» GOAL
Repeat the entire listing exactly as written.

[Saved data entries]
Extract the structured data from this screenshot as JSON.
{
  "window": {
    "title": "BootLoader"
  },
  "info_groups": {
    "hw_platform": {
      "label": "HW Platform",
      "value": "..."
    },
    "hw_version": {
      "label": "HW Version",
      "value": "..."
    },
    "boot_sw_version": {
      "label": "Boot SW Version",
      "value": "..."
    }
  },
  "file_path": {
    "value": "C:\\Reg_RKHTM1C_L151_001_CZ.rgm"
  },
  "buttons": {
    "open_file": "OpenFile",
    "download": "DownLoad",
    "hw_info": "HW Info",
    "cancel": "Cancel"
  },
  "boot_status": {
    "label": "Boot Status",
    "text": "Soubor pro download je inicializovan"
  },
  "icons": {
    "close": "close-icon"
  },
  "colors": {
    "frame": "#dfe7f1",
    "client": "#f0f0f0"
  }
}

» THE REPLY
Extract the structured data from this screenshot as JSON.
{
  "window": {
    "title": "BootLoader"
  },
  "info_groups": {
    "hw_platform": {
      "label": "HW Platform",
      "value": "..."
    },
    "hw_version": {
      "label": "HW Version",
      "value": "..."
    },
    "boot_sw_version": {
      "label": "Boot SW Version",
      "value": "..."
    }
  },
  "file_path": {
    "value": "C:\\Reg_RKHTM1C_L151_001_CZ.rgm"
  },
  "buttons": {
    "open_file": "OpenFile",
    "download": "DownLoad",
    "hw_info": "HW Info",
    "cancel": "Cancel"
  },
  "boot_status": {
    "label": "Boot Status",
    "text": "Soubor pro download je inicializovan"
  },
  "icons": {
    "close": "close-icon"
  },
  "colors": {
    "frame": "#dfe7f1",
    "client": "#f0f0f0"
  }
}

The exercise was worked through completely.